--- OBJECTIVE ---
Copy the stretch of records from the start through the line containing "wizard-paragraph-1: This wizard", replacing "Certificate Import Wizard" with "Certificate Installation Wizard" wherever it appears and leaving everything else as it is.

———

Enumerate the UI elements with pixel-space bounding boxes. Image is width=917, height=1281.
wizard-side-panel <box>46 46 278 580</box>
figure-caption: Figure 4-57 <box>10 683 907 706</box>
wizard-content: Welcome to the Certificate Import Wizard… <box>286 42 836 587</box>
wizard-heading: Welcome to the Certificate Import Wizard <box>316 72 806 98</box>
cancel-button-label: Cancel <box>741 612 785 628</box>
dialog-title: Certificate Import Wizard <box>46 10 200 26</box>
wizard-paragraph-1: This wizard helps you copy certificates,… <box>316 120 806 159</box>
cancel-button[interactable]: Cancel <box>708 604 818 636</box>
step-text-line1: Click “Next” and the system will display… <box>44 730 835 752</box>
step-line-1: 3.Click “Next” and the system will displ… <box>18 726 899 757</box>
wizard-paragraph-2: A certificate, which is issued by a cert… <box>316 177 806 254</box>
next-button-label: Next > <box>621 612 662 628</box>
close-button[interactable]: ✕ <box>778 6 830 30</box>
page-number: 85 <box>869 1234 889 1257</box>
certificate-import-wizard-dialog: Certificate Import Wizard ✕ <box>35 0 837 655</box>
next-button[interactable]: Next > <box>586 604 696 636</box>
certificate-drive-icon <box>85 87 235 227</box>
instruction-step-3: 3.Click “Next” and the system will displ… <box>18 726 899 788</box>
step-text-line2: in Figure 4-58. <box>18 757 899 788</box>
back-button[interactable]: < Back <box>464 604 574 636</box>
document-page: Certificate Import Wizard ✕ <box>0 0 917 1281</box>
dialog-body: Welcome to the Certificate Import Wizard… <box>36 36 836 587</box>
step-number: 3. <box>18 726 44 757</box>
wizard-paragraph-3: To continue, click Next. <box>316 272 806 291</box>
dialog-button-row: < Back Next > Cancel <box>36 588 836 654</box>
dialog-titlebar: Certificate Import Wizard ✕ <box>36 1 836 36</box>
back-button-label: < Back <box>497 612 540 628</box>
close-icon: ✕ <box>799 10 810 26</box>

———

--- EXPECTED ANSWER ---
Enumerate the UI elements with pixel-space bounding boxes. Image is width=917, height=1281.
wizard-side-panel <box>46 46 278 580</box>
figure-caption: Figure 4-57 <box>10 683 907 706</box>
wizard-content: Welcome to the Certificate Installation Wizard… <box>286 42 836 587</box>
wizard-heading: Welcome to the Certificate Installation Wizard <box>316 72 806 98</box>
cancel-button-label: Cancel <box>741 612 785 628</box>
dialog-title: Certificate Installation Wizard <box>46 10 200 26</box>
wizard-paragraph-1: This wizard helps you copy certificates,… <box>316 120 806 159</box>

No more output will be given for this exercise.